- **Job**
Count how many lines below include the string "home", and give that number without anything else.
══ Material supplied ══
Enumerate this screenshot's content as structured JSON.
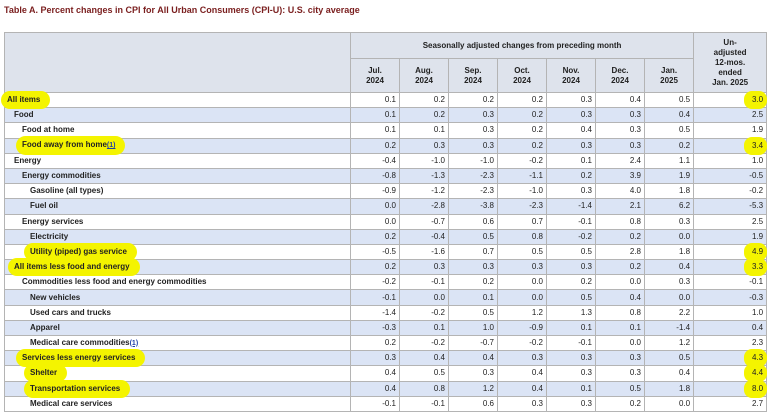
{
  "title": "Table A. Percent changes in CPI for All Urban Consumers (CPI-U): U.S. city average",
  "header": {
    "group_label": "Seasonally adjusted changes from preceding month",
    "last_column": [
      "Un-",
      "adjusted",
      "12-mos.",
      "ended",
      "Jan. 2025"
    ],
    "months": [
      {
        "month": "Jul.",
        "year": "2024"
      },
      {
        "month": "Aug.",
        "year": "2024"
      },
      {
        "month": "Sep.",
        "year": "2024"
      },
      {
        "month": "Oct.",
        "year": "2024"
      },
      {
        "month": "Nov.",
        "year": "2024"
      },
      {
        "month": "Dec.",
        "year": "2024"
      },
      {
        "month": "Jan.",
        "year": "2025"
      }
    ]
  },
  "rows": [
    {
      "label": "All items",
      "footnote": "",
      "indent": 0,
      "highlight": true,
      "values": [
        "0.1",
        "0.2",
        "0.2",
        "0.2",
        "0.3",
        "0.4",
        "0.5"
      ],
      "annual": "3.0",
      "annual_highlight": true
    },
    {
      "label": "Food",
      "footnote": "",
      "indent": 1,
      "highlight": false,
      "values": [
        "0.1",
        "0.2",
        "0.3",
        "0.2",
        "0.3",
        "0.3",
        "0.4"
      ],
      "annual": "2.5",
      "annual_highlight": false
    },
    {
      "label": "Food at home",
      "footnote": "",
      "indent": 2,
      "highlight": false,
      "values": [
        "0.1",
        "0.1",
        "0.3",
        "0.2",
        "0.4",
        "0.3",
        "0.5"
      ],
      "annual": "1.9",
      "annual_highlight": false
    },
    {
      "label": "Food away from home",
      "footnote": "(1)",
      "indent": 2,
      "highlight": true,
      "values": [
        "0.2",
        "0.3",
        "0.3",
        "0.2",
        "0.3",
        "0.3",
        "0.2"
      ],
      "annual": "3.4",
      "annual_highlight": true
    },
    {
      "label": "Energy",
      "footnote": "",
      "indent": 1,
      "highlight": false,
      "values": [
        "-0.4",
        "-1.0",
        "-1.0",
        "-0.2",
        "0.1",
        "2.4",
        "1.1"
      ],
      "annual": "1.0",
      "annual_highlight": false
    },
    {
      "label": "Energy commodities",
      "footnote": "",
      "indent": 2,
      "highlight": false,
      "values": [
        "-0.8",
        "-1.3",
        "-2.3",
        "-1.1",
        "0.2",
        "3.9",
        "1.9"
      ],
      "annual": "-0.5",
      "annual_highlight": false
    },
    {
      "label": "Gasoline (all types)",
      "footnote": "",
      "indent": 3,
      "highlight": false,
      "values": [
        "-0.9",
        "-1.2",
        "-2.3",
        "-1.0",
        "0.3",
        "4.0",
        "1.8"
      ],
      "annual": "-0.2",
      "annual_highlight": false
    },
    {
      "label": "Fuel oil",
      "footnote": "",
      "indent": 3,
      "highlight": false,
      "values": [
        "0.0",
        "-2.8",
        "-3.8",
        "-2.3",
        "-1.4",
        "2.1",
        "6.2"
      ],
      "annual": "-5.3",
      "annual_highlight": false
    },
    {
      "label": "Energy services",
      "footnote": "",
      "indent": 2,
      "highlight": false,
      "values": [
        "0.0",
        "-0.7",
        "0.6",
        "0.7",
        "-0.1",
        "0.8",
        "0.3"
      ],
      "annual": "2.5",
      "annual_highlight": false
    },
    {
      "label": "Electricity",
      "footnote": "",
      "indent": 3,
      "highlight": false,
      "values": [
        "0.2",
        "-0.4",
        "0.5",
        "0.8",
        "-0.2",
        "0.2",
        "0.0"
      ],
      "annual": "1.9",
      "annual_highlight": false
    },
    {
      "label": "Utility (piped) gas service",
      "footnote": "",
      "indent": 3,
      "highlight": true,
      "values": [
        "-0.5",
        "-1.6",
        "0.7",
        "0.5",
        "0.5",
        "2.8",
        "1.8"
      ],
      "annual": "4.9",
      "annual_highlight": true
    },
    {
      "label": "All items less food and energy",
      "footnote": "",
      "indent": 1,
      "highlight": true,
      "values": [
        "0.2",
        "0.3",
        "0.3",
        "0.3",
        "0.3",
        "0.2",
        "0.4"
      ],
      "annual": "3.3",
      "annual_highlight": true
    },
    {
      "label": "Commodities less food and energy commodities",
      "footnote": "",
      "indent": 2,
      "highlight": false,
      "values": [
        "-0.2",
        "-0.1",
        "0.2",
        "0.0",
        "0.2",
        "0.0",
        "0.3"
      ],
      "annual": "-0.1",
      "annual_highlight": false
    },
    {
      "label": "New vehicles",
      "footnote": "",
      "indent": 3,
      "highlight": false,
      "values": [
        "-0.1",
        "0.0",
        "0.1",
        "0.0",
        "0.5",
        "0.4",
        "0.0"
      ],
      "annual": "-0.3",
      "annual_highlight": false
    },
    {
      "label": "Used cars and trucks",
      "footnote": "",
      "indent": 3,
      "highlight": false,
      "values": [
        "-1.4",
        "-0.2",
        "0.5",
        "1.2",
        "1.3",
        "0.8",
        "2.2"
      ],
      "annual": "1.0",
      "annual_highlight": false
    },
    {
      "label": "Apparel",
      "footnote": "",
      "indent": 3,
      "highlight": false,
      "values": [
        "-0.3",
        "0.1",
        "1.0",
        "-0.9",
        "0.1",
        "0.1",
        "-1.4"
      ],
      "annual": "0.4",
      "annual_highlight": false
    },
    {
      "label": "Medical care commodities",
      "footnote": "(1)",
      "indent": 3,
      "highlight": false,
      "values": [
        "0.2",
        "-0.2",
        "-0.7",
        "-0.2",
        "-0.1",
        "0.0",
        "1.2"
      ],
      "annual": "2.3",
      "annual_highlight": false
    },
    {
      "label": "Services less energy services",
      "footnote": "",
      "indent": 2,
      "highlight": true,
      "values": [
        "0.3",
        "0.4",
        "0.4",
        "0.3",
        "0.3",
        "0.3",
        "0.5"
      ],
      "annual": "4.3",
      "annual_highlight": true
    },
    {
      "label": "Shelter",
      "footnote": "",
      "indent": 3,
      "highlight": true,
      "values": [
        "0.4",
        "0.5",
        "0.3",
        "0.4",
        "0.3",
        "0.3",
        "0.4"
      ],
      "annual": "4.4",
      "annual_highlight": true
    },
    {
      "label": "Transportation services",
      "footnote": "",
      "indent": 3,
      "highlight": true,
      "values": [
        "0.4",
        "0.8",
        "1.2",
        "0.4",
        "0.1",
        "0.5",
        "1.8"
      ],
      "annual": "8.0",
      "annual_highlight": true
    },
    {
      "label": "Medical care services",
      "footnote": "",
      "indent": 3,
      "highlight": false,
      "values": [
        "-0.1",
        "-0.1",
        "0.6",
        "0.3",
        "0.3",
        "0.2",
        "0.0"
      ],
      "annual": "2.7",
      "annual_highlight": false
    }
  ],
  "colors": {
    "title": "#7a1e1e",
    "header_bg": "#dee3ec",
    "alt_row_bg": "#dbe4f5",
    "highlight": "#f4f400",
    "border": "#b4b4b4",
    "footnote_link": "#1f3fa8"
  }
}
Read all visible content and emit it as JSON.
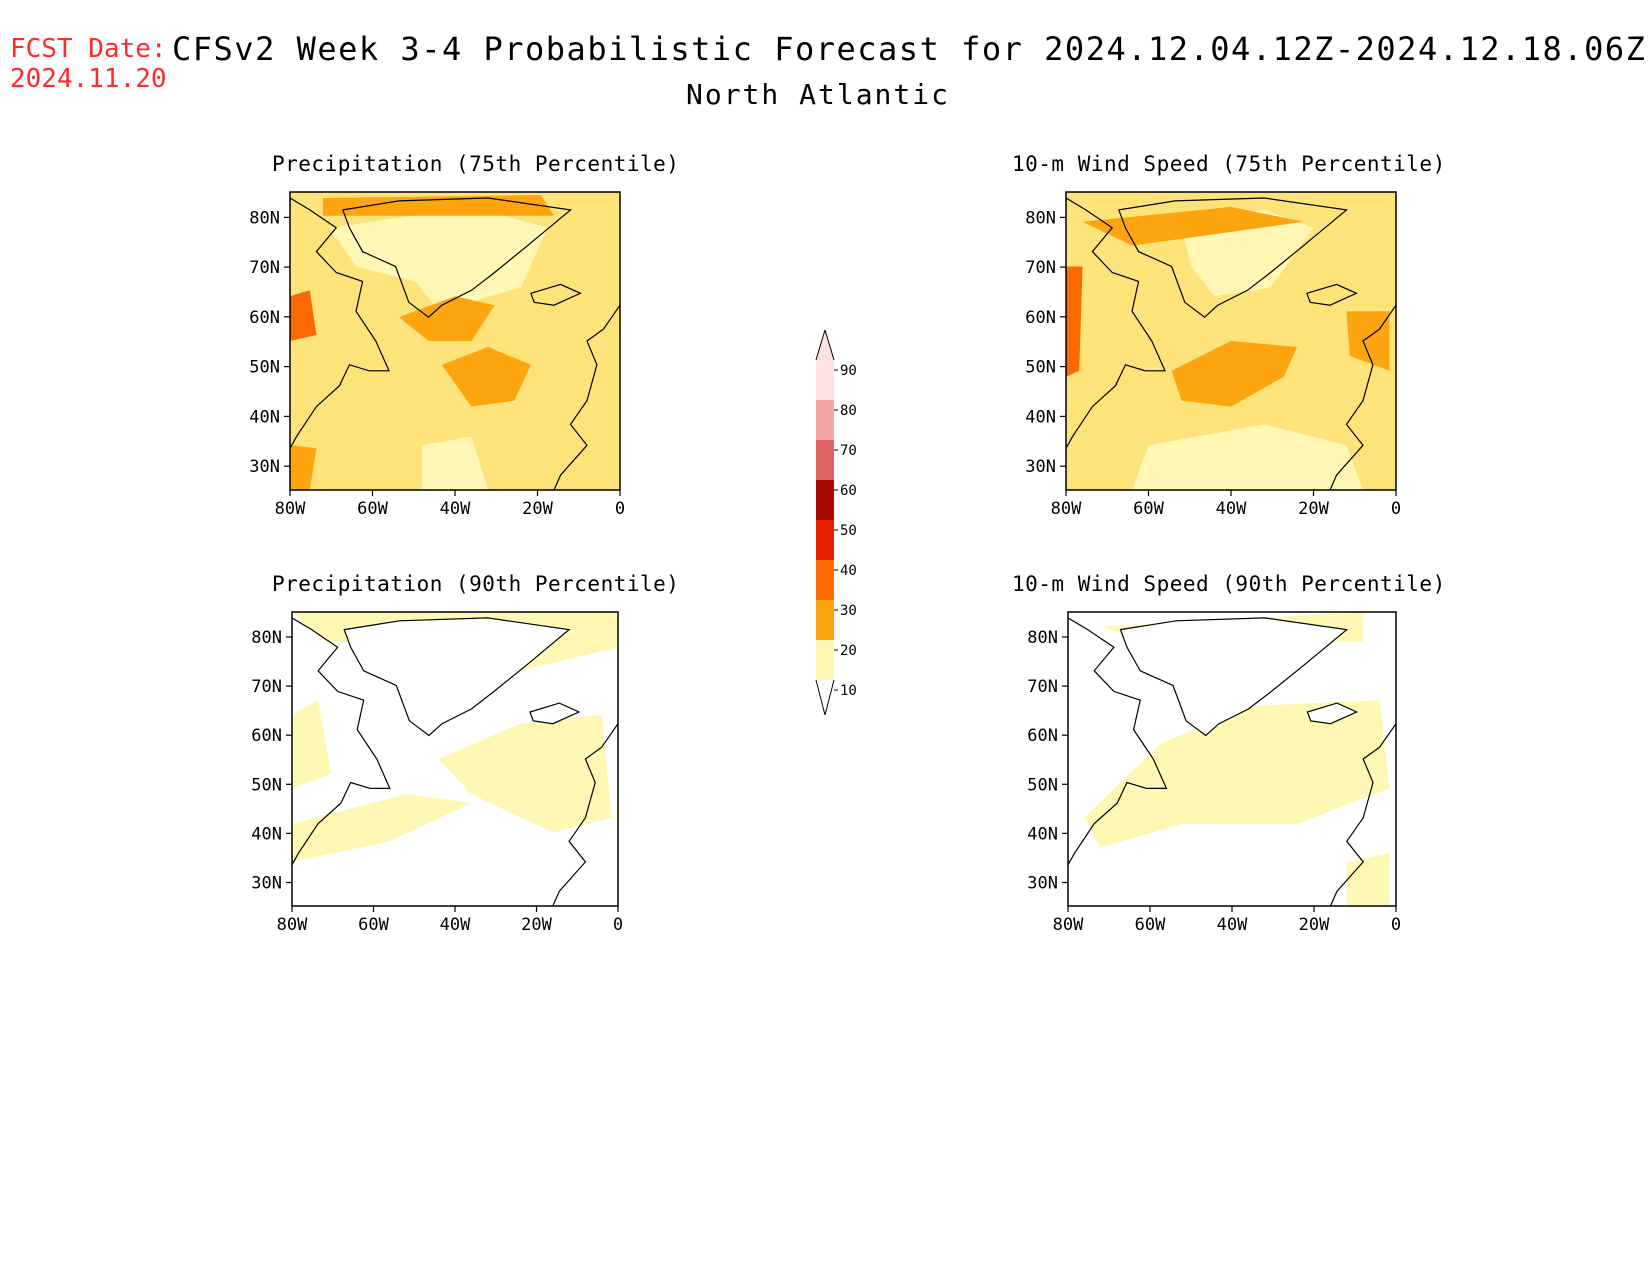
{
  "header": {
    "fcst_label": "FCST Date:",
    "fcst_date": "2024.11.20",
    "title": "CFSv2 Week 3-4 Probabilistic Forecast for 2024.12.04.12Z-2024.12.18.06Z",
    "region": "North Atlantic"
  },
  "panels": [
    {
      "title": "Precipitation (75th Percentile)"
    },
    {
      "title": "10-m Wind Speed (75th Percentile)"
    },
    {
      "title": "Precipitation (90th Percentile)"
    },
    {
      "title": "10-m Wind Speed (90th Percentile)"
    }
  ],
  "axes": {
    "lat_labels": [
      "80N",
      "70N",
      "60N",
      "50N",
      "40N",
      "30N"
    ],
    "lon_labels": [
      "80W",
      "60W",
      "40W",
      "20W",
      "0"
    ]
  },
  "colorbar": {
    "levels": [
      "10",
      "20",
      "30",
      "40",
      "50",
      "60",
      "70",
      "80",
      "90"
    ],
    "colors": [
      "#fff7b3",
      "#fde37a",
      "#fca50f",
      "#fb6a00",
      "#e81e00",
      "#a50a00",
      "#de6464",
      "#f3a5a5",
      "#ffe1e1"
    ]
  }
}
═══
══ Material supplied ══
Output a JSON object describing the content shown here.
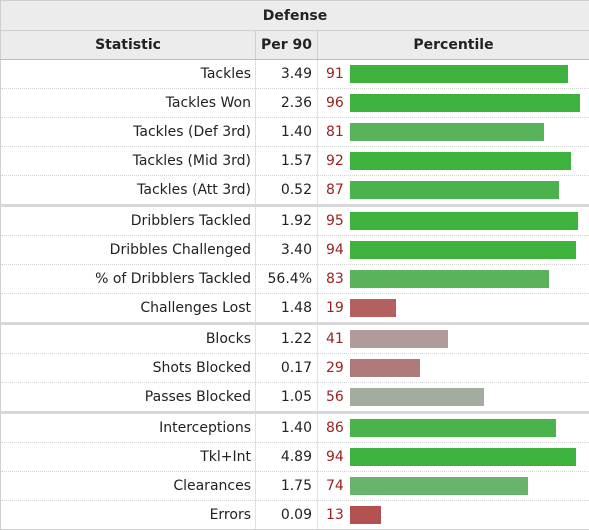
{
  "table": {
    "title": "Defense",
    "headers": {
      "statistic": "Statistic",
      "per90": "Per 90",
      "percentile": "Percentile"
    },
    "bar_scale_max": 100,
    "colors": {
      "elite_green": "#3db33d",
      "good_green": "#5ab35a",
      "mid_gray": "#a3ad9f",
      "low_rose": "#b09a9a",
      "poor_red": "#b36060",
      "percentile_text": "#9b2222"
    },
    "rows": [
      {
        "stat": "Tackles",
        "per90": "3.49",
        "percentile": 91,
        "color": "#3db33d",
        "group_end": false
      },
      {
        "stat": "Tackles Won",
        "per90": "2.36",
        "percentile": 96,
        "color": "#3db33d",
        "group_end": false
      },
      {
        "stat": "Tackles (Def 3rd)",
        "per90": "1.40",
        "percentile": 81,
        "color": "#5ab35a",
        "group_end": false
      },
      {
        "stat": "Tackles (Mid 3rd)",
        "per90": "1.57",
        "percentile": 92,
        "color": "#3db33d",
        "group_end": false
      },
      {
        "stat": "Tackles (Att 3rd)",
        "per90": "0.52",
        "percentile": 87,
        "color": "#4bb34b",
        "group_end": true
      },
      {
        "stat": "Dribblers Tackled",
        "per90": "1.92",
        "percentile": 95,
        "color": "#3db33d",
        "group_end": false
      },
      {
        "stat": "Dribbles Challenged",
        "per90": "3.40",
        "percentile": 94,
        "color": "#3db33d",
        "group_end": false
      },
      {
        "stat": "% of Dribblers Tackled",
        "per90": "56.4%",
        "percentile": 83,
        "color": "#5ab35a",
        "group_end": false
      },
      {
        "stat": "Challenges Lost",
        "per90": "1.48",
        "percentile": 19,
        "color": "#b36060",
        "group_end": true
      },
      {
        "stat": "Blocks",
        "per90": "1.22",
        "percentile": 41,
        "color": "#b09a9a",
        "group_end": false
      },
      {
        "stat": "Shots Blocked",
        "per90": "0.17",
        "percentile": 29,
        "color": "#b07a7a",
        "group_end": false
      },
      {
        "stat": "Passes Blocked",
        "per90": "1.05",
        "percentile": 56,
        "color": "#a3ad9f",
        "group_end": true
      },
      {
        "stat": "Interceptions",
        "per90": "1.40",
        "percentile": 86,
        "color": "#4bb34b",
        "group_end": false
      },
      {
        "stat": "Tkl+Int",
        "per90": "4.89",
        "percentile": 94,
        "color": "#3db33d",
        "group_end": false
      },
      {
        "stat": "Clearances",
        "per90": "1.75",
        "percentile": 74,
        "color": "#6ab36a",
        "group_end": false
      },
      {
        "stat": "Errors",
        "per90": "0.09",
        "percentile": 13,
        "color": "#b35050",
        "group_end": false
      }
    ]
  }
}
═══
- **Correct answer**
2